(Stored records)

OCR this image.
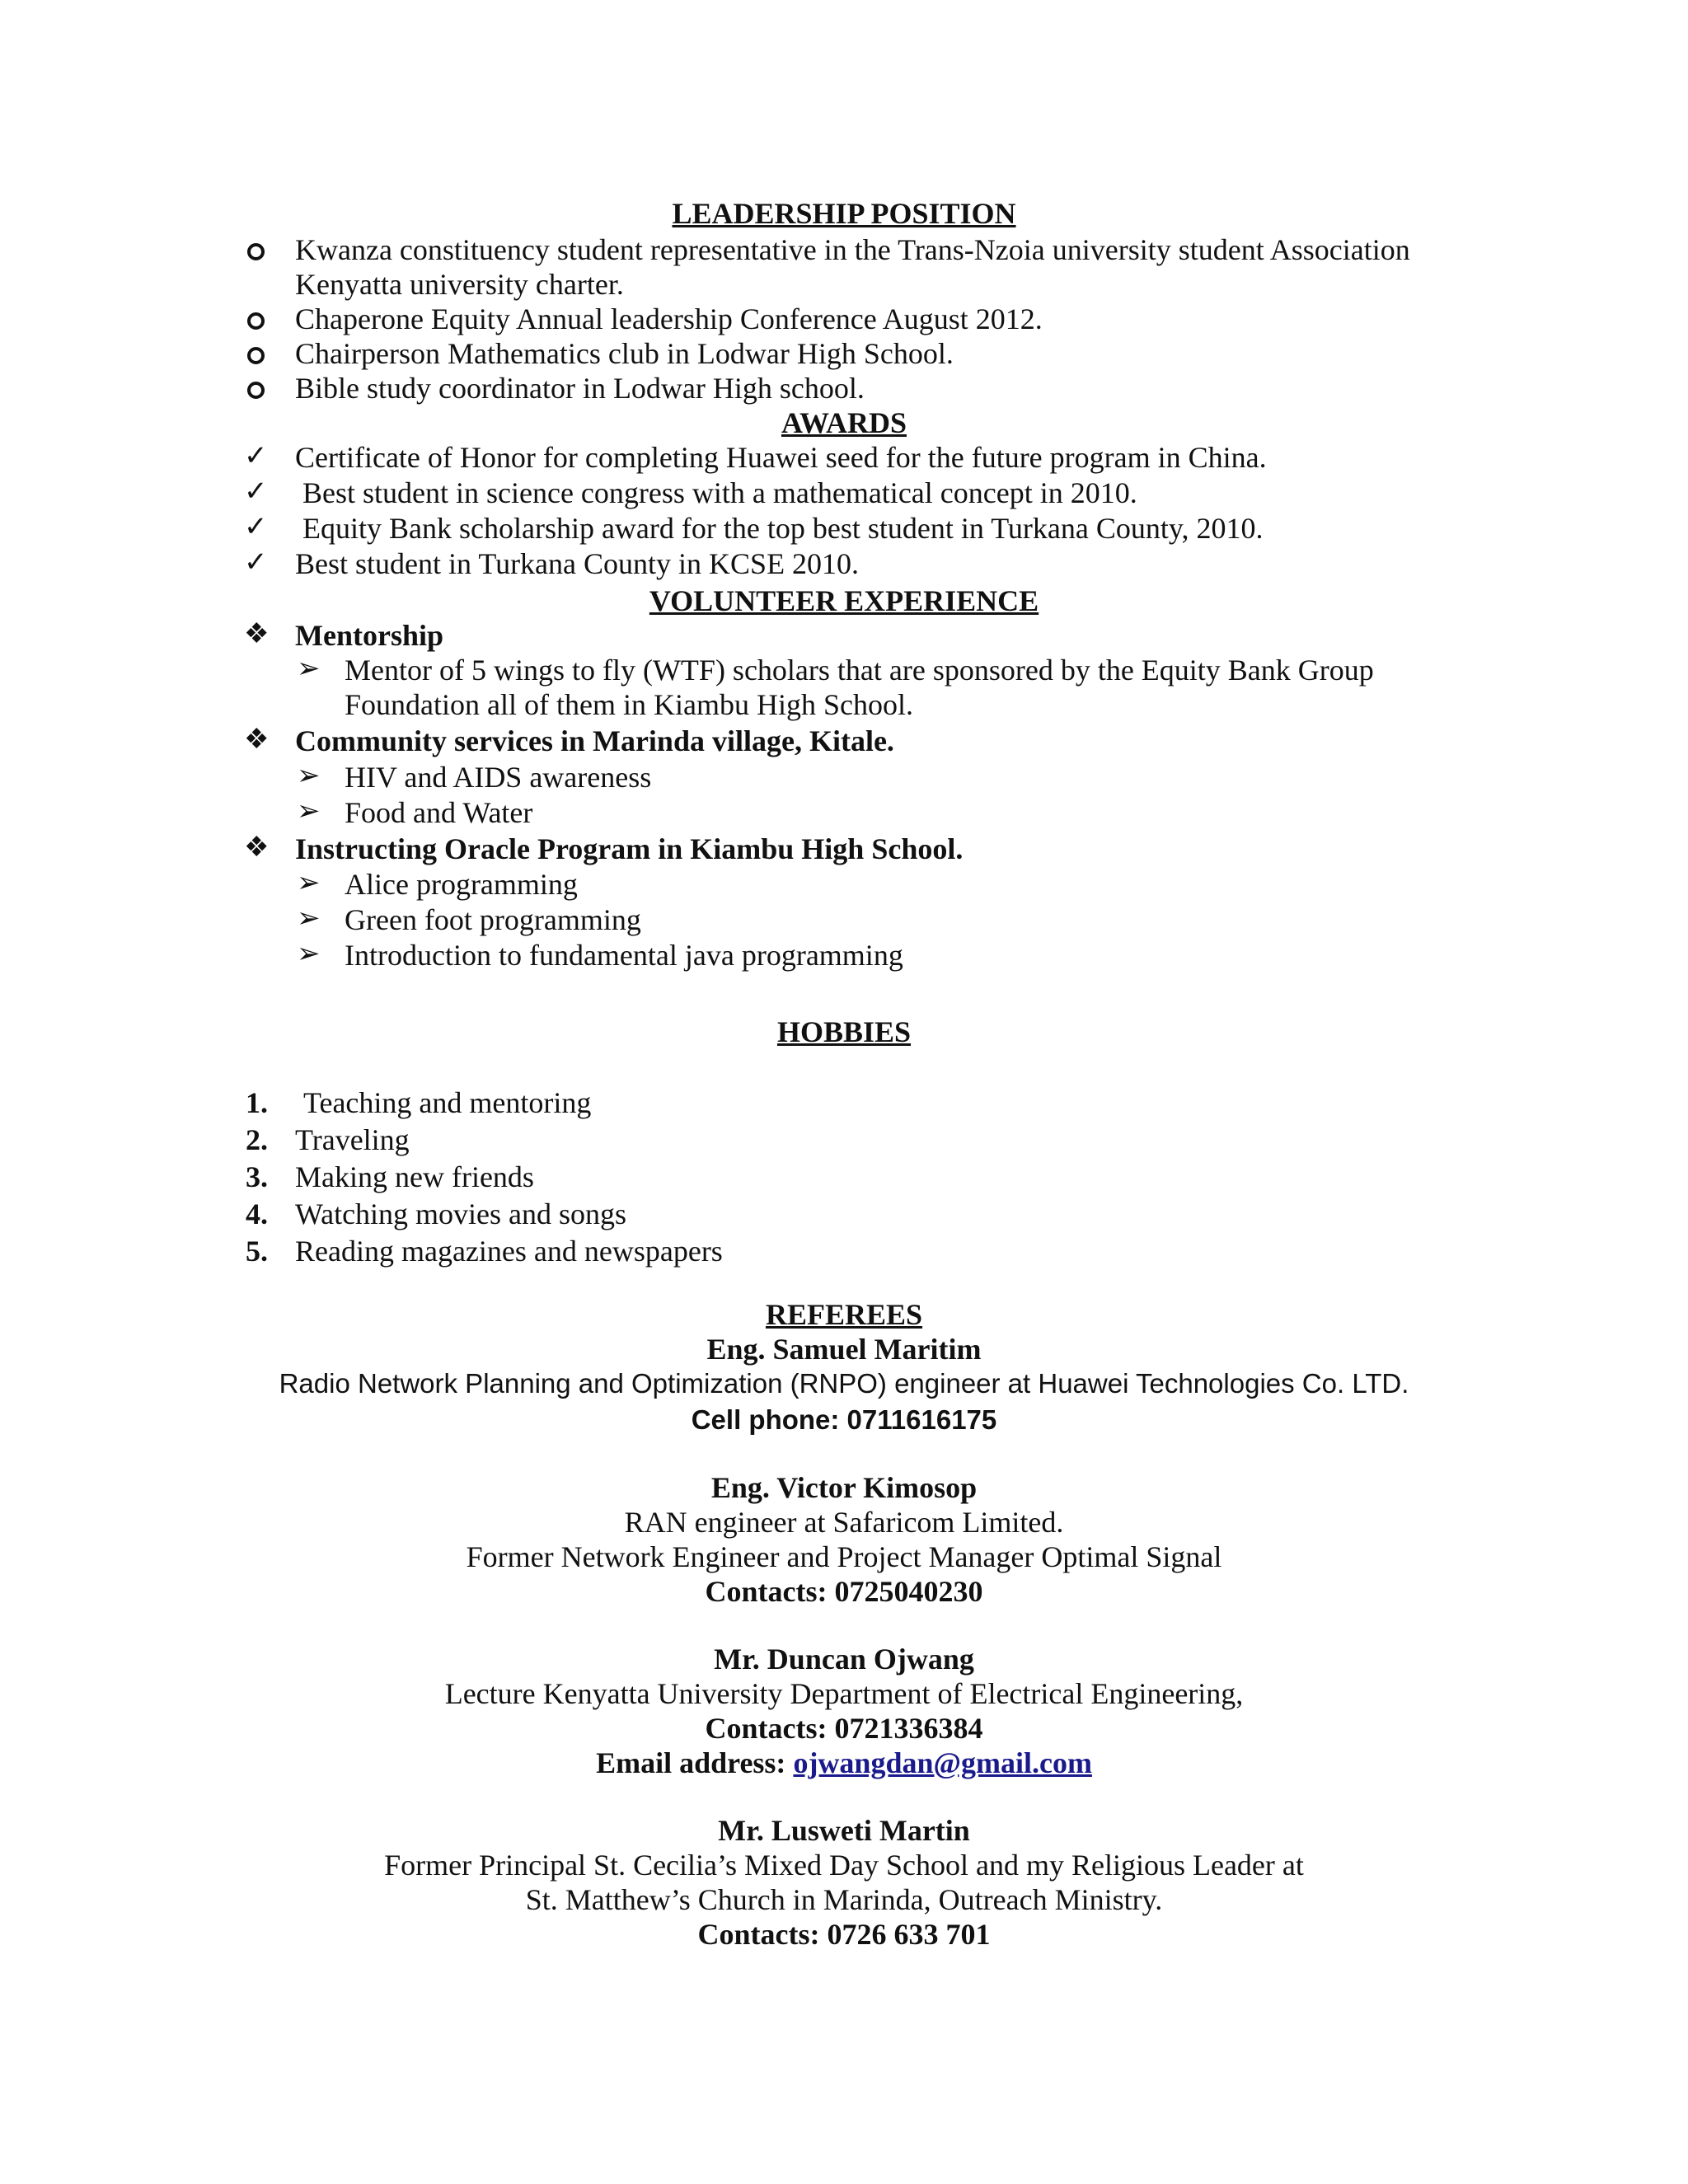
LEADERSHIP POSITION
Kwanza constituency student representative in the Trans-Nzoia university student Association
Kenyatta university charter.
Chaperone Equity Annual leadership Conference August 2012.
Chairperson Mathematics club in Lodwar High School.
Bible study coordinator in Lodwar High school.
AWARDS
✓ Certificate of Honor for completing Huawei seed for the future program in China.
✓ Best student in science congress with a mathematical concept in 2010.
✓ Equity Bank scholarship award for the top best student in Turkana County, 2010.
✓ Best student in Turkana County in KCSE 2010.
VOLUNTEER EXPERIENCE
❖ Mentorship
➢ Mentor of 5 wings to fly (WTF) scholars that are sponsored by the Equity Bank Group
Foundation all of them in Kiambu High School.
❖ Community services in Marinda village, Kitale.
➢ HIV and AIDS awareness
➢ Food and Water
❖ Instructing Oracle Program in Kiambu High School.
➢ Alice programming
➢ Green foot programming
➢ Introduction to fundamental java programming
HOBBIES
1. Teaching and mentoring
2. Traveling
3. Making new friends
4. Watching movies and songs
5. Reading magazines and newspapers
REFEREES
Eng. Samuel Maritim
Radio Network Planning and Optimization (RNPO) engineer at Huawei Technologies Co. LTD.
Cell phone: 0711616175
Eng. Victor Kimosop
RAN engineer at Safaricom Limited.
Former Network Engineer and Project Manager Optimal Signal
Contacts: 0725040230
Mr. Duncan Ojwang
Lecture Kenyatta University Department of Electrical Engineering,
Contacts: 0721336384
Email address: ojwangdan@gmail.com
Mr. Lusweti Martin
Former Principal St. Cecilia’s Mixed Day School and my Religious Leader at
St. Matthew’s Church in Marinda, Outreach Ministry.
Contacts: 0726 633 701
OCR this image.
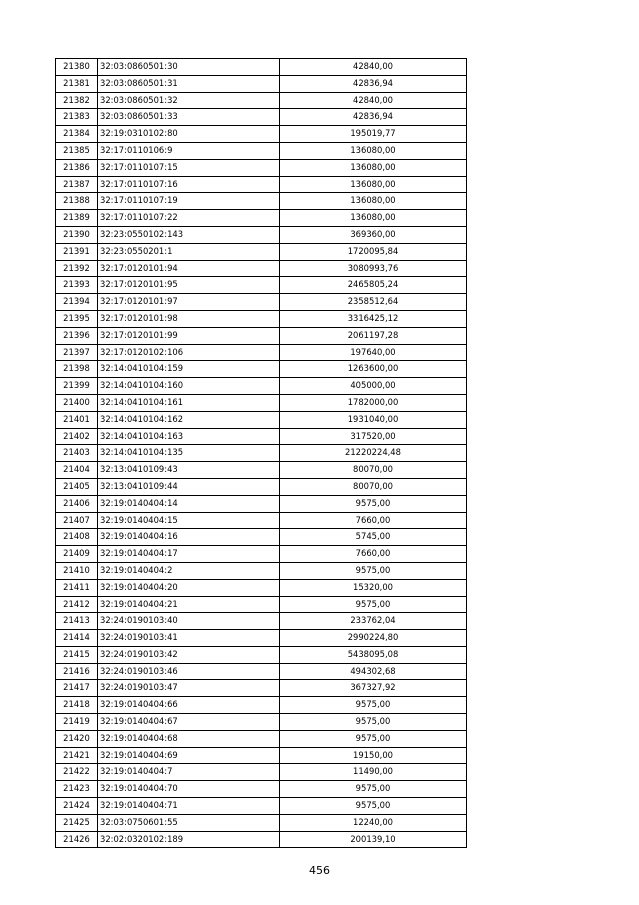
21380	32:03:0860501:30	42840,00
21381	32:03:0860501:31	42836,94
21382	32:03:0860501:32	42840,00
21383	32:03:0860501:33	42836,94
21384	32:19:0310102:80	195019,77
21385	32:17:0110106:9	136080,00
21386	32:17:0110107:15	136080,00
21387	32:17:0110107:16	136080,00
21388	32:17:0110107:19	136080,00
21389	32:17:0110107:22	136080,00
21390	32:23:0550102:143	369360,00
21391	32:23:0550201:1	1720095,84
21392	32:17:0120101:94	3080993,76
21393	32:17:0120101:95	2465805,24
21394	32:17:0120101:97	2358512,64
21395	32:17:0120101:98	3316425,12
21396	32:17:0120101:99	2061197,28
21397	32:17:0120102:106	197640,00
21398	32:14:0410104:159	1263600,00
21399	32:14:0410104:160	405000,00
21400	32:14:0410104:161	1782000,00
21401	32:14:0410104:162	1931040,00
21402	32:14:0410104:163	317520,00
21403	32:14:0410104:135	21220224,48
21404	32:13:0410109:43	80070,00
21405	32:13:0410109:44	80070,00
21406	32:19:0140404:14	9575,00
21407	32:19:0140404:15	7660,00
21408	32:19:0140404:16	5745,00
21409	32:19:0140404:17	7660,00
21410	32:19:0140404:2	9575,00
21411	32:19:0140404:20	15320,00
21412	32:19:0140404:21	9575,00
21413	32:24:0190103:40	233762,04
21414	32:24:0190103:41	2990224,80
21415	32:24:0190103:42	5438095,08
21416	32:24:0190103:46	494302,68
21417	32:24:0190103:47	367327,92
21418	32:19:0140404:66	9575,00
21419	32:19:0140404:67	9575,00
21420	32:19:0140404:68	9575,00
21421	32:19:0140404:69	19150,00
21422	32:19:0140404:7	11490,00
21423	32:19:0140404:70	9575,00
21424	32:19:0140404:71	9575,00
21425	32:03:0750601:55	12240,00
21426	32:02:0320102:189	200139,10
456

* _Task_: Identify the lines of the entries containing the string "Equity". Copy each such line.

* _Full answer_:
Chaperone Equity Annual leadership Conference August 2012.
✓ Equity Bank scholarship award for the top best student in Turkana County, 2010.
➢ Mentor of 5 wings to fly (WTF) scholars that are sponsored by the Equity Bank Group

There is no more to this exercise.